- [Aim]:
Copy only the lines between the one containing "What text is on this page?" and the end of the records, both included, leaving out pictures.

____ Exercise inputs

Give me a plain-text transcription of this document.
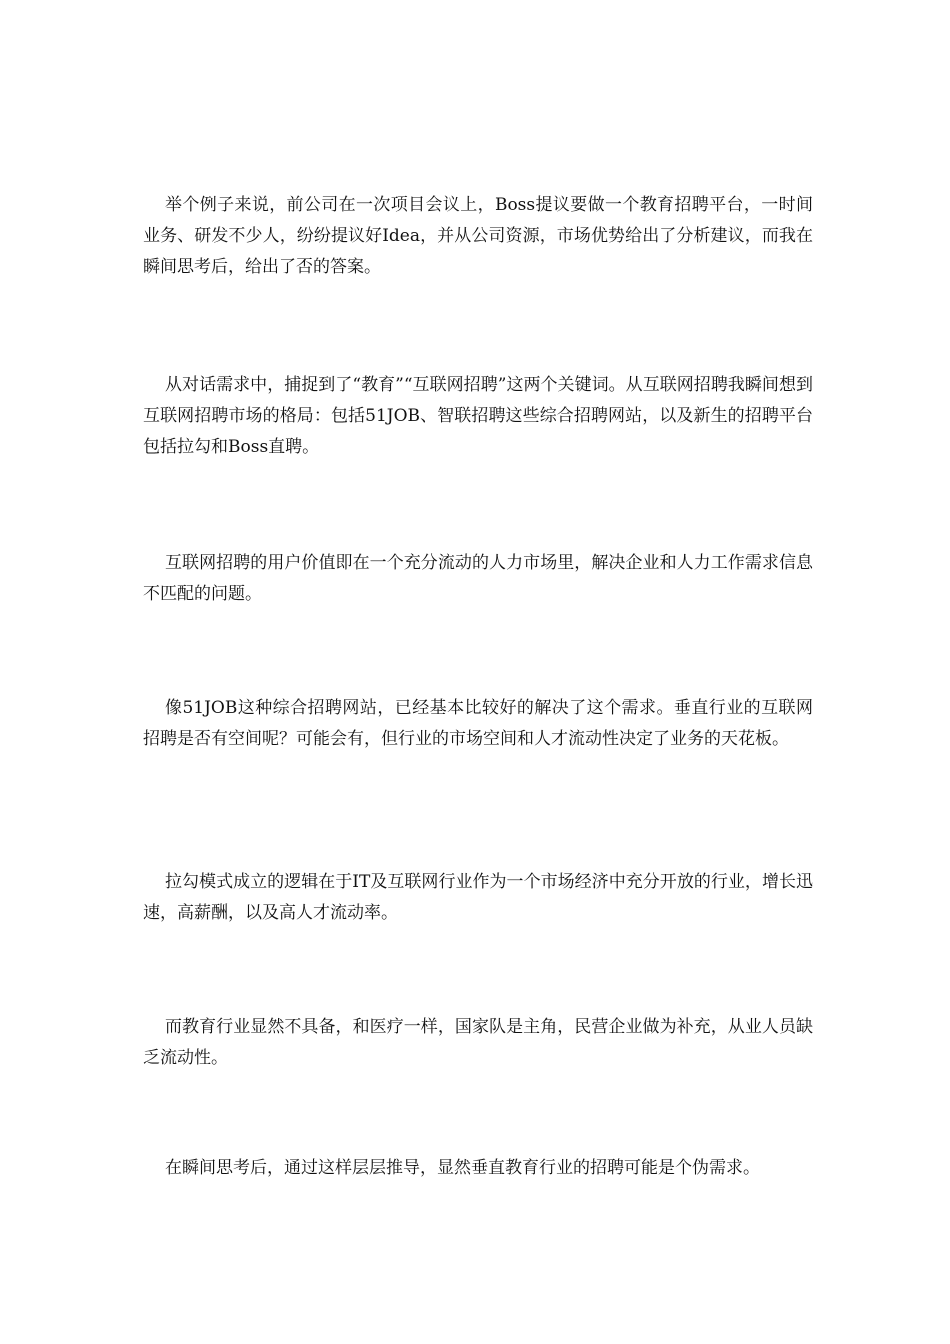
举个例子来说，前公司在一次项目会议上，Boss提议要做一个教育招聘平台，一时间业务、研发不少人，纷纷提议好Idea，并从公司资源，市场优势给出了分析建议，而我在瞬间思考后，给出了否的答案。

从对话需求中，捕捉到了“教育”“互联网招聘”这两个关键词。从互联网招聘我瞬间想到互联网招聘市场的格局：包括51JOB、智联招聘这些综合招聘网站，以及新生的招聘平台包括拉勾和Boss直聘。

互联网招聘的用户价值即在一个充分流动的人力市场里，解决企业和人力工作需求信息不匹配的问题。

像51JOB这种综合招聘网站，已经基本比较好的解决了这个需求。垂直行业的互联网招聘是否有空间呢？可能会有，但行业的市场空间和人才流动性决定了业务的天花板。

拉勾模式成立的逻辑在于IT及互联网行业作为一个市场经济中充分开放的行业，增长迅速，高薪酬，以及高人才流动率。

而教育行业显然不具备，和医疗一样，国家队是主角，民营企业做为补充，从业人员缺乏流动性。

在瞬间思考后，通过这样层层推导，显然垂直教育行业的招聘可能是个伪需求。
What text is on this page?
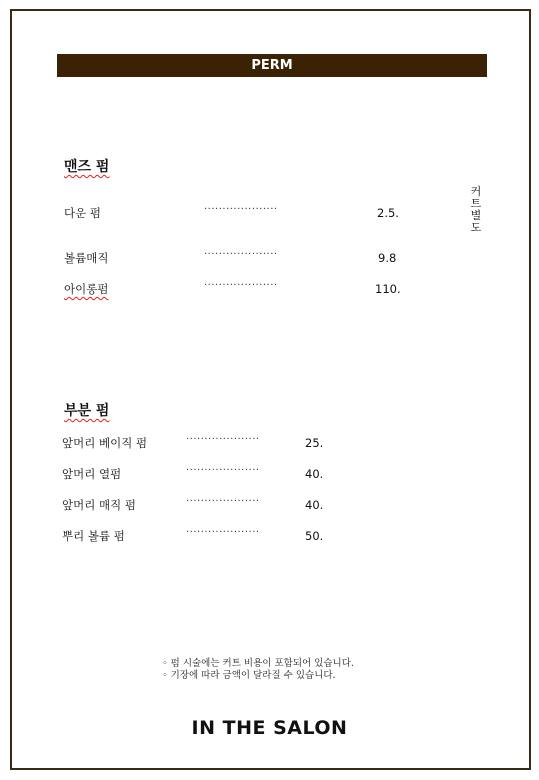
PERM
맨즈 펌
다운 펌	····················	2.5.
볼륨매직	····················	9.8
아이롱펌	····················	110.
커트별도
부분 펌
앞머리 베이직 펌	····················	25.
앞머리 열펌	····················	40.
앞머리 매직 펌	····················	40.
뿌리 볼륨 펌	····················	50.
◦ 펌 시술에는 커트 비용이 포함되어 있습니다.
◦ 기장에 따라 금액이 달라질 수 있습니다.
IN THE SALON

________

- [The answer]:
What text is on this page?
PERM
맨즈 펌
다운 펌	····················	2.5.
볼륨매직	····················	9.8
아이롱펌	····················	110.
커트별도
부분 펌
앞머리 베이직 펌	····················	25.
앞머리 열펌	····················	40.
앞머리 매직 펌	····················	40.
뿌리 볼륨 펌	····················	50.
◦ 펌 시술에는 커트 비용이 포함되어 있습니다.
◦ 기장에 따라 금액이 달라질 수 있습니다.
IN THE SALON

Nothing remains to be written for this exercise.